--- Start of DATASET EXCERPTS ---
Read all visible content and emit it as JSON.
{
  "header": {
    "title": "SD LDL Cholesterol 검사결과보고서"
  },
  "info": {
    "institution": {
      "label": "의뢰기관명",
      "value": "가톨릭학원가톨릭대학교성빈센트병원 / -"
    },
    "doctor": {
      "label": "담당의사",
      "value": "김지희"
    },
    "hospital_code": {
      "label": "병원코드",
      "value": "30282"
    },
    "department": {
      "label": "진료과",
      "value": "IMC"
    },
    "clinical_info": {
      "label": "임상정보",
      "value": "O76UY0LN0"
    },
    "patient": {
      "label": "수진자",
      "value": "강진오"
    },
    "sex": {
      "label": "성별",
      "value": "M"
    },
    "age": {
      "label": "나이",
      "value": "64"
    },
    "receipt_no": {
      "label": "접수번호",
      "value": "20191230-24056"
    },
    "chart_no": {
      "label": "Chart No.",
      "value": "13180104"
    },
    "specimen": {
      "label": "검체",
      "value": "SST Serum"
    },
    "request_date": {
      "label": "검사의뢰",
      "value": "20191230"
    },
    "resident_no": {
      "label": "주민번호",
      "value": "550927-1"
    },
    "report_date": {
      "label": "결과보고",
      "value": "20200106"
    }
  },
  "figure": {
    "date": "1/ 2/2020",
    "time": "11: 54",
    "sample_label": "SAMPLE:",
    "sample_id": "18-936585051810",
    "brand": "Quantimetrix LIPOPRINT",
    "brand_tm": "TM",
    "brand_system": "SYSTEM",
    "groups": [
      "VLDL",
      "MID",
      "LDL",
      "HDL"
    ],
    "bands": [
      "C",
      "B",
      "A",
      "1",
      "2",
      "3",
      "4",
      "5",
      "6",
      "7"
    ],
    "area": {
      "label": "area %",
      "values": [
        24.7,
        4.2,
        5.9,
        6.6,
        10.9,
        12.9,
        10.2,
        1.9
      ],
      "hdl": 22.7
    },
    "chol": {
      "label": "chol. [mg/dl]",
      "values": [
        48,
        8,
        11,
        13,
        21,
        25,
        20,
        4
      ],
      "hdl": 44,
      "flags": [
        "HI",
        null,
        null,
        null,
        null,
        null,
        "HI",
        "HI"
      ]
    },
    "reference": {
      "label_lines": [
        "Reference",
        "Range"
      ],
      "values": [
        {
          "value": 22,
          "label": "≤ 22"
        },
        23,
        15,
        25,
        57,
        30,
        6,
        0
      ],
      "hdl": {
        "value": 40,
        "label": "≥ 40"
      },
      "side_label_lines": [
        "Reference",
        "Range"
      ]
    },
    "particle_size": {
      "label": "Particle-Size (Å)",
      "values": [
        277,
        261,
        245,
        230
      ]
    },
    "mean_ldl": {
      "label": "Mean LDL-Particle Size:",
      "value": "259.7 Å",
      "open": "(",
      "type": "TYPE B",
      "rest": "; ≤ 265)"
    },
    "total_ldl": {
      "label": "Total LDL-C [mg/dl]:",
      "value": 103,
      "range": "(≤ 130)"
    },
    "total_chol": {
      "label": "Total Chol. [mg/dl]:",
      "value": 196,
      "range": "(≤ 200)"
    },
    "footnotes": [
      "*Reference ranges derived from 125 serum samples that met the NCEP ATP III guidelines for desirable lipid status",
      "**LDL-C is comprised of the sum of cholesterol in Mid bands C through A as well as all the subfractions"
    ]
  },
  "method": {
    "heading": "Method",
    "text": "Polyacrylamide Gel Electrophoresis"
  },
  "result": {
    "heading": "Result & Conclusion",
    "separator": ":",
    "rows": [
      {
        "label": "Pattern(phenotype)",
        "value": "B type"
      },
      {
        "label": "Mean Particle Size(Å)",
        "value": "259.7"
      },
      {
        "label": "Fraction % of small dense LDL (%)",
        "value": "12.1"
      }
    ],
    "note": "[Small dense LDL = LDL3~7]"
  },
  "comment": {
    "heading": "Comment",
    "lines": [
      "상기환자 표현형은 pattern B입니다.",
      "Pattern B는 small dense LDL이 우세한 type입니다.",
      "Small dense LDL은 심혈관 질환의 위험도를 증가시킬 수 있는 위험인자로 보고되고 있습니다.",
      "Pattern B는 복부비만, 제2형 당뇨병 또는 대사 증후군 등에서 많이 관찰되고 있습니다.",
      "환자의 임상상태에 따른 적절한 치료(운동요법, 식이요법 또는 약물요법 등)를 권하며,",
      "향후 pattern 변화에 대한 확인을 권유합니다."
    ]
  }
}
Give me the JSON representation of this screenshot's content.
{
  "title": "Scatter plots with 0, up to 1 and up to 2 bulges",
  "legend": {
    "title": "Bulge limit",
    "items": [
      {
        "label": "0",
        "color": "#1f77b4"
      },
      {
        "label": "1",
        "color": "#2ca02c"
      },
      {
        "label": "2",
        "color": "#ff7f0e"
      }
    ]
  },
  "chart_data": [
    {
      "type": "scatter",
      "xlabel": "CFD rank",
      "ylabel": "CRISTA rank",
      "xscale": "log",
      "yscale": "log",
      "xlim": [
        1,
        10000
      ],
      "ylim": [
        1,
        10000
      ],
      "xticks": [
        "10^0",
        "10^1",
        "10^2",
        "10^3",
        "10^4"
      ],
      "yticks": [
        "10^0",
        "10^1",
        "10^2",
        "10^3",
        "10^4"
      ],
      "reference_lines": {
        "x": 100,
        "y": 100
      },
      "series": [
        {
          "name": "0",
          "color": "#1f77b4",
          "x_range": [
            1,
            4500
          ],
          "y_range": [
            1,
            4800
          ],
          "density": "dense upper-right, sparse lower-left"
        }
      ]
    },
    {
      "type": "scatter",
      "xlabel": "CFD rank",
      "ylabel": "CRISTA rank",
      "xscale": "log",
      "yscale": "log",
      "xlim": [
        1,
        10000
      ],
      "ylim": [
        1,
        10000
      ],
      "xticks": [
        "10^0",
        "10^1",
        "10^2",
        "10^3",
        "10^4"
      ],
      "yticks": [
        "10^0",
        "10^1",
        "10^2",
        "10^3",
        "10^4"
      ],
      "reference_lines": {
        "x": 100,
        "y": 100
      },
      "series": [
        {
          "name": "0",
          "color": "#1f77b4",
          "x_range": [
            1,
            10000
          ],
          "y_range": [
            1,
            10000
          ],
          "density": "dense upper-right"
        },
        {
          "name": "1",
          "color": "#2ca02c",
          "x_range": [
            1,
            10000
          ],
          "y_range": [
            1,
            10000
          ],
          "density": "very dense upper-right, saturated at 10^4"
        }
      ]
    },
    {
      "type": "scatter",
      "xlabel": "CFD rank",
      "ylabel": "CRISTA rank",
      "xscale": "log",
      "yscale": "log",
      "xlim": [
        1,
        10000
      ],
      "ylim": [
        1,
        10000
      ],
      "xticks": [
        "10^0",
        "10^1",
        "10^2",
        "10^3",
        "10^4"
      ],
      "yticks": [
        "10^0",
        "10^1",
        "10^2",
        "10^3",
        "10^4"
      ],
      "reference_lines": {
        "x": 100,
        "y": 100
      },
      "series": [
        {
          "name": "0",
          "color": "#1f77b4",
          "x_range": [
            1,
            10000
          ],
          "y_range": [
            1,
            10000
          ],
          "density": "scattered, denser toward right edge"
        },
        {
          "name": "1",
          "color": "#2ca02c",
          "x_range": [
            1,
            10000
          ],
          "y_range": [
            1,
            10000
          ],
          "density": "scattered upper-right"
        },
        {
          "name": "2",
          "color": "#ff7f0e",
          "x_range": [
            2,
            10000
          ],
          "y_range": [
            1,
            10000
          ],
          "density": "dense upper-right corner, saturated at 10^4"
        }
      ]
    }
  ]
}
--- End of DATASET EXCERPTS ---
**WRITTEN REQUEST:** Copy out each line above, character for character.

**RESPONSE:**
Read all visible content and emit it as JSON.
{
  "header": {
    "title": "SD LDL Cholesterol 검사결과보고서"
  },
  "info": {
    "institution": {
      "label": "의뢰기관명",
      "value": "가톨릭학원가톨릭대학교성빈센트병원 / -"
    },
    "doctor": {
      "label": "담당의사",
      "value": "김지희"
    },
    "hospital_code": {
      "label": "병원코드",
      "value": "30282"
    },
    "department": {
      "label": "진료과",
      "value": "IMC"
    },
    "clinical_info": {
      "label": "임상정보",
      "value": "O76UY0LN0"
    },
    "patient": {
      "label": "수진자",
      "value": "강진오"
    },
    "sex": {
      "label": "성별",
      "value": "M"
    },
    "age": {
      "label": "나이",
      "value": "64"
    },
    "receipt_no": {
      "label": "접수번호",
      "value": "20191230-24056"
    },
    "chart_no": {
      "label": "Chart No.",
      "value": "13180104"
    },
    "specimen": {
      "label": "검체",
      "value": "SST Serum"
    },
    "request_date": {
      "label": "검사의뢰",
      "value": "20191230"
    },
    "resident_no": {
      "label": "주민번호",
      "value": "550927-1"
    },
    "report_date": {
      "label": "결과보고",
      "value": "20200106"
    }
  },
  "figure": {
    "date": "1/ 2/2020",
    "time": "11: 54",
    "sample_label": "SAMPLE:",
    "sample_id": "18-936585051810",
    "brand": "Quantimetrix LIPOPRINT",
    "brand_tm": "TM",
    "brand_system": "SYSTEM",
    "groups": [
      "VLDL",
      "MID",
      "LDL",
      "HDL"
    ],
    "bands": [
      "C",
      "B",
      "A",
      "1",
      "2",
      "3",
      "4",
      "5",
      "6",
      "7"
    ],
    "area": {
      "label": "area %",
      "values": [
        24.7,
        4.2,
        5.9,
        6.6,
        10.9,
        12.9,
        10.2,
        1.9
      ],
      "hdl": 22.7
    },
    "chol": {
      "label": "chol. [mg/dl]",
      "values": [
        48,
        8,
        11,
        13,
        21,
        25,
        20,
        4
      ],
      "hdl": 44,
      "flags": [
        "HI",
        null,
        null,
        null,
        null,
        null,
        "HI",
        "HI"
      ]
    },
    "reference": {
      "label_lines": [
        "Reference",
        "Range"
      ],
      "values": [
        {
          "value": 22,
          "label": "≤ 22"
        },
        23,
        15,
        25,
        57,
        30,
        6,
        0
      ],
      "hdl": {
        "value": 40,
        "label": "≥ 40"
      },
      "side_label_lines": [
        "Reference",
        "Range"
      ]
    },
    "particle_size": {
      "label": "Particle-Size (Å)",
      "values": [
        277,
        261,
        245,
        230
      ]
    },
    "mean_ldl": {
      "label": "Mean LDL-Particle Size:",
      "value": "259.7 Å",
      "open": "(",
      "type": "TYPE B",
      "rest": "; ≤ 265)"
    },
    "total_ldl": {
      "label": "Total LDL-C [mg/dl]:",
      "value": 103,
      "range": "(≤ 130)"
    },
    "total_chol": {
      "label": "Total Chol. [mg/dl]:",
      "value": 196,
      "range": "(≤ 200)"
    },
    "footnotes": [
      "*Reference ranges derived from 125 serum samples that met the NCEP ATP III guidelines for desirable lipid status",
      "**LDL-C is comprised of the sum of cholesterol in Mid bands C through A as well as all the subfractions"
    ]
  },
  "method": {
    "heading": "Method",
    "text": "Polyacrylamide Gel Electrophoresis"
  },
  "result": {
    "heading": "Result & Conclusion",
    "separator": ":",
    "rows": [
      {
        "label": "Pattern(phenotype)",
        "value": "B type"
      },
      {
        "label": "Mean Particle Size(Å)",
        "value": "259.7"
      },
      {
        "label": "Fraction % of small dense LDL (%)",
        "value": "12.1"
      }
    ],
    "note": "[Small dense LDL = LDL3~7]"
  },
  "comment": {
    "heading": "Comment",
    "lines": [
      "상기환자 표현형은 pattern B입니다.",
      "Pattern B는 small dense LDL이 우세한 type입니다.",
      "Small dense LDL은 심혈관 질환의 위험도를 증가시킬 수 있는 위험인자로 보고되고 있습니다.",
      "Pattern B는 복부비만, 제2형 당뇨병 또는 대사 증후군 등에서 많이 관찰되고 있습니다.",
      "환자의 임상상태에 따른 적절한 치료(운동요법, 식이요법 또는 약물요법 등)를 권하며,",
      "향후 pattern 변화에 대한 확인을 권유합니다."
    ]
  }
}
Give me the JSON representation of this screenshot's content.
{
  "title": "Scatter plots with 0, up to 1 and up to 2 bulges",
  "legend": {
    "title": "Bulge limit",
    "items": [
      {
        "label": "0",
        "color": "#1f77b4"
      },
      {
        "label": "1",
        "color": "#2ca02c"
      },
      {
        "label": "2",
        "color": "#ff7f0e"
      }
    ]
  },
  "chart_data": [
    {
      "type": "scatter",
      "xlabel": "CFD rank",
      "ylabel": "CRISTA rank",
      "xscale": "log",
      "yscale": "log",
      "xlim": [
        1,
        10000
      ],
      "ylim": [
        1,
        10000
      ],
      "xticks": [
        "10^0",
        "10^1",
        "10^2",
        "10^3",
        "10^4"
      ],
      "yticks": [
        "10^0",
        "10^1",
        "10^2",
        "10^3",
        "10^4"
      ],
      "reference_lines": {
        "x": 100,
        "y": 100
      },
      "series": [
        {
          "name": "0",
          "color": "#1f77b4",
          "x_range": [
            1,
            4500
          ],
          "y_range": [
            1,
            4800
          ],
          "density": "dense upper-right, sparse lower-left"
        }
      ]
    },
    {
      "type": "scatter",
      "xlabel": "CFD rank",
      "ylabel": "CRISTA rank",
      "xscale": "log",
      "yscale": "log",
      "xlim": [
        1,
        10000
      ],
      "ylim": [
        1,
        10000
      ],
      "xticks": [
        "10^0",
        "10^1",
        "10^2",
        "10^3",
        "10^4"
      ],
      "yticks": [
        "10^0",
        "10^1",
        "10^2",
        "10^3",
        "10^4"
      ],
      "reference_lines": {
        "x": 100,
        "y": 100
      },
      "series": [
        {
          "name": "0",
          "color": "#1f77b4",
          "x_range": [
            1,
            10000
          ],
          "y_range": [
            1,
            10000
          ],
          "density": "dense upper-right"
        },
        {
          "name": "1",
          "color": "#2ca02c",
          "x_range": [
            1,
            10000
          ],
          "y_range": [
            1,
            10000
          ],
          "density": "very dense upper-right, saturated at 10^4"
        }
      ]
    },
    {
      "type": "scatter",
      "xlabel": "CFD rank",
      "ylabel": "CRISTA rank",
      "xscale": "log",
      "yscale": "log",
      "xlim": [
        1,
        10000
      ],
      "ylim": [
        1,
        10000
      ],
      "xticks": [
        "10^0",
        "10^1",
        "10^2",
        "10^3",
        "10^4"
      ],
      "yticks": [
        "10^0",
        "10^1",
        "10^2",
        "10^3",
        "10^4"
      ],
      "reference_lines": {
        "x": 100,
        "y": 100
      },
      "series": [
        {
          "name": "0",
          "color": "#1f77b4",
          "x_range": [
            1,
            10000
          ],
          "y_range": [
            1,
            10000
          ],
          "density": "scattered, denser toward right edge"
        },
        {
          "name": "1",
          "color": "#2ca02c",
          "x_range": [
            1,
            10000
          ],
          "y_range": [
            1,
            10000
          ],
          "density": "scattered upper-right"
        },
        {
          "name": "2",
          "color": "#ff7f0e",
          "x_range": [
            2,
            10000
          ],
          "y_range": [
            1,
            10000
          ],
          "density": "dense upper-right corner, saturated at 10^4"
        }
      ]
    }
  ]
}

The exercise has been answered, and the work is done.